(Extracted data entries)
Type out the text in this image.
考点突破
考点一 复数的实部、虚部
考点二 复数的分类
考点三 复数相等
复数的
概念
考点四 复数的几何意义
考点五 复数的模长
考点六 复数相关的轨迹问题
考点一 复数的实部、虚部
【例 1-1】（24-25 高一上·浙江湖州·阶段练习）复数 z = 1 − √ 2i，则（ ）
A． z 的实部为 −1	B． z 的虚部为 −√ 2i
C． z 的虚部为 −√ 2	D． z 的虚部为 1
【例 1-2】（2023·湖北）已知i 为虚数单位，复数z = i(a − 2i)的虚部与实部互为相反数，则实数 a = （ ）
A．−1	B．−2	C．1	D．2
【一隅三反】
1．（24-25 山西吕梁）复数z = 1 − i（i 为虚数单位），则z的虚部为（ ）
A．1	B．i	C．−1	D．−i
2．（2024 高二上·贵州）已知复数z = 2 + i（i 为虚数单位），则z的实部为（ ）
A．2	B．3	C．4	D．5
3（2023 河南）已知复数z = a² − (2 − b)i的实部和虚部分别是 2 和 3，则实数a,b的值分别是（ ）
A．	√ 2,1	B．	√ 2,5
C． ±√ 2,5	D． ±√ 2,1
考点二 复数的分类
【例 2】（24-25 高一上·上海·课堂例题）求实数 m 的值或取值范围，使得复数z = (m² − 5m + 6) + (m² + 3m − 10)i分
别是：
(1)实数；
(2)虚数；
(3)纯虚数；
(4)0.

-- CHALLENGE --
Reproduce the material in full, with no word added or dropped.

-- SOLUTION FOR THIS EXERCISE --
Type out the text in this image.
考点突破
考点一 复数的实部、虚部
考点二 复数的分类
考点三 复数相等
复数的
概念
考点四 复数的几何意义
考点五 复数的模长
考点六 复数相关的轨迹问题
考点一 复数的实部、虚部
【例 1-1】（24-25 高一上·浙江湖州·阶段练习）复数 z = 1 − √ 2i，则（ ）
A． z 的实部为 −1	B． z 的虚部为 −√ 2i
C． z 的虚部为 −√ 2	D． z 的虚部为 1
【例 1-2】（2023·湖北）已知i 为虚数单位，复数z = i(a − 2i)的虚部与实部互为相反数，则实数 a = （ ）
A．−1	B．−2	C．1	D．2
【一隅三反】
1．（24-25 山西吕梁）复数z = 1 − i（i 为虚数单位），则z的虚部为（ ）
A．1	B．i	C．−1	D．−i
2．（2024 高二上·贵州）已知复数z = 2 + i（i 为虚数单位），则z的实部为（ ）
A．2	B．3	C．4	D．5
3（2023 河南）已知复数z = a² − (2 − b)i的实部和虚部分别是 2 和 3，则实数a,b的值分别是（ ）
A．	√ 2,1	B．	√ 2,5
C． ±√ 2,5	D． ±√ 2,1
考点二 复数的分类
【例 2】（24-25 高一上·上海·课堂例题）求实数 m 的值或取值范围，使得复数z = (m² − 5m + 6) + (m² + 3m − 10)i分
别是：
(1)实数；
(2)虚数；
(3)纯虚数；
(4)0.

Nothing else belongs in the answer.